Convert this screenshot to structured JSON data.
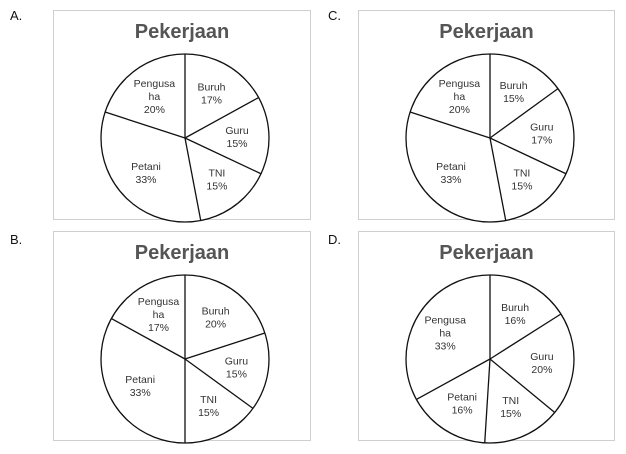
{
  "chart_data": [
    {
      "option": "A.",
      "type": "pie",
      "title": "Pekerjaan",
      "slices": [
        {
          "label": [
            "Buruh"
          ],
          "value": 17
        },
        {
          "label": [
            "Guru"
          ],
          "value": 15
        },
        {
          "label": [
            "TNI"
          ],
          "value": 15
        },
        {
          "label": [
            "Petani"
          ],
          "value": 33
        },
        {
          "label": [
            "Pengusa",
            "ha"
          ],
          "value": 20
        }
      ]
    },
    {
      "option": "C.",
      "type": "pie",
      "title": "Pekerjaan",
      "slices": [
        {
          "label": [
            "Buruh"
          ],
          "value": 15
        },
        {
          "label": [
            "Guru"
          ],
          "value": 17
        },
        {
          "label": [
            "TNI"
          ],
          "value": 15
        },
        {
          "label": [
            "Petani"
          ],
          "value": 33
        },
        {
          "label": [
            "Pengusa",
            "ha"
          ],
          "value": 20
        }
      ]
    },
    {
      "option": "B.",
      "type": "pie",
      "title": "Pekerjaan",
      "slices": [
        {
          "label": [
            "Buruh"
          ],
          "value": 20
        },
        {
          "label": [
            "Guru"
          ],
          "value": 15
        },
        {
          "label": [
            "TNI"
          ],
          "value": 15
        },
        {
          "label": [
            "Petani"
          ],
          "value": 33
        },
        {
          "label": [
            "Pengusa",
            "ha"
          ],
          "value": 17
        }
      ]
    },
    {
      "option": "D.",
      "type": "pie",
      "title": "Pekerjaan",
      "slices": [
        {
          "label": [
            "Buruh"
          ],
          "value": 16
        },
        {
          "label": [
            "Guru"
          ],
          "value": 20
        },
        {
          "label": [
            "TNI"
          ],
          "value": 15
        },
        {
          "label": [
            "Petani"
          ],
          "value": 16
        },
        {
          "label": [
            "Pengusa",
            "ha"
          ],
          "value": 33
        }
      ]
    }
  ]
}
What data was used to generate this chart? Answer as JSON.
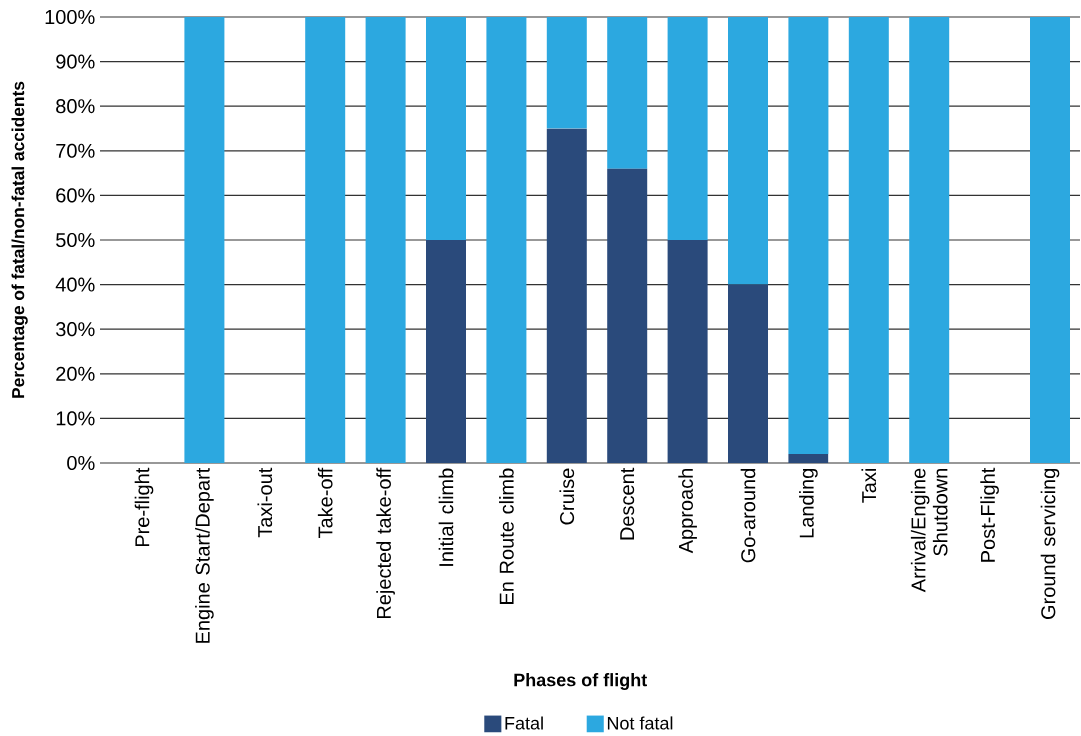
{
  "chart_data": {
    "type": "bar",
    "stacked": true,
    "xlabel": "Phases of flight",
    "ylabel": "Percentage of fatal/non-fatal accidents",
    "categories": [
      "Pre-flight",
      "Engine Start/Depart",
      "Taxi-out",
      "Take-off",
      "Rejected take-off",
      "Initial climb",
      "En Route climb",
      "Cruise",
      "Descent",
      "Approach",
      "Go-around",
      "Landing",
      "Taxi",
      "Arrival/Engine Shutdown",
      "Post-Flight",
      "Ground servicing"
    ],
    "series": [
      {
        "name": "Fatal",
        "color": "#2a4a7b",
        "values": [
          null,
          0,
          null,
          0,
          0,
          50,
          0,
          75,
          66,
          50,
          40,
          2,
          0,
          0,
          null,
          0
        ]
      },
      {
        "name": "Not fatal",
        "color": "#2ca8e0",
        "values": [
          null,
          100,
          null,
          100,
          100,
          50,
          100,
          25,
          34,
          50,
          60,
          98,
          100,
          100,
          null,
          100
        ]
      }
    ],
    "ylim": [
      0,
      100
    ],
    "yticks": [
      {
        "value": 0,
        "label": "0%"
      },
      {
        "value": 10,
        "label": "10%"
      },
      {
        "value": 20,
        "label": "20%"
      },
      {
        "value": 30,
        "label": "30%"
      },
      {
        "value": 40,
        "label": "40%"
      },
      {
        "value": 50,
        "label": "50%"
      },
      {
        "value": 60,
        "label": "60%"
      },
      {
        "value": 70,
        "label": "70%"
      },
      {
        "value": 80,
        "label": "80%"
      },
      {
        "value": 90,
        "label": "90%"
      },
      {
        "value": 100,
        "label": "100%"
      }
    ],
    "grid": "y",
    "legend": "bottom"
  }
}
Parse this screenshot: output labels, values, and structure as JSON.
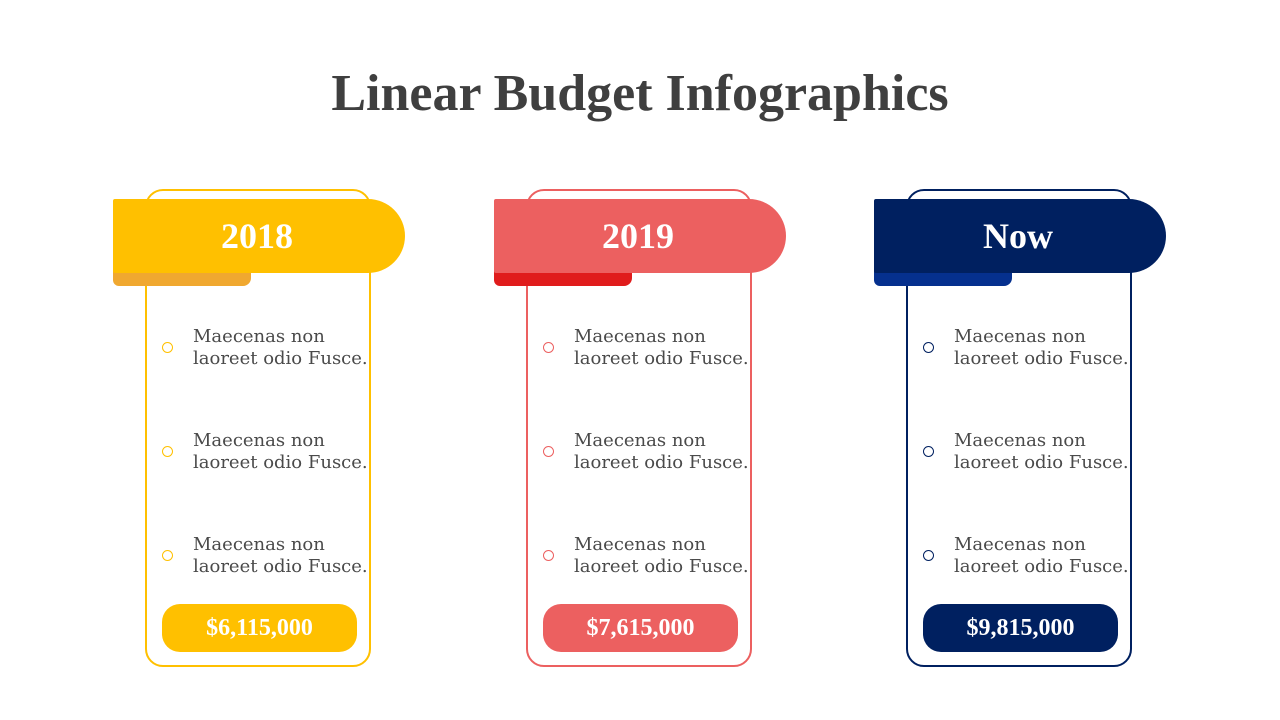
{
  "title": "Linear Budget Infographics",
  "columns": [
    {
      "label": "2018",
      "items": [
        "Maecenas non laoreet odio Fusce.",
        "Maecenas non laoreet odio Fusce.",
        "Maecenas non laoreet odio Fusce."
      ],
      "amount": "$6,115,000",
      "colors": {
        "main": "#FFC000",
        "fold": "#F0A830",
        "border": "#FFC000"
      }
    },
    {
      "label": "2019",
      "items": [
        "Maecenas non laoreet odio Fusce.",
        "Maecenas non laoreet odio Fusce.",
        "Maecenas non laoreet odio Fusce."
      ],
      "amount": "$7,615,000",
      "colors": {
        "main": "#EC6060",
        "fold": "#E01C1C",
        "border": "#EC6060"
      }
    },
    {
      "label": "Now",
      "items": [
        "Maecenas non laoreet odio Fusce.",
        "Maecenas non laoreet odio Fusce.",
        "Maecenas non laoreet odio Fusce."
      ],
      "amount": "$9,815,000",
      "colors": {
        "main": "#002060",
        "fold": "#05308E",
        "border": "#002060"
      }
    }
  ]
}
════════
◆ Your task ◆
Identify and copy the lines holding the word "JSON".

◆ Response to this exercise ◆
Convert this screenshot to structured JSON data.
What data was used to generate this chart? Answer as JSON.
Parse this screenshot: output labels, values, and structure as JSON.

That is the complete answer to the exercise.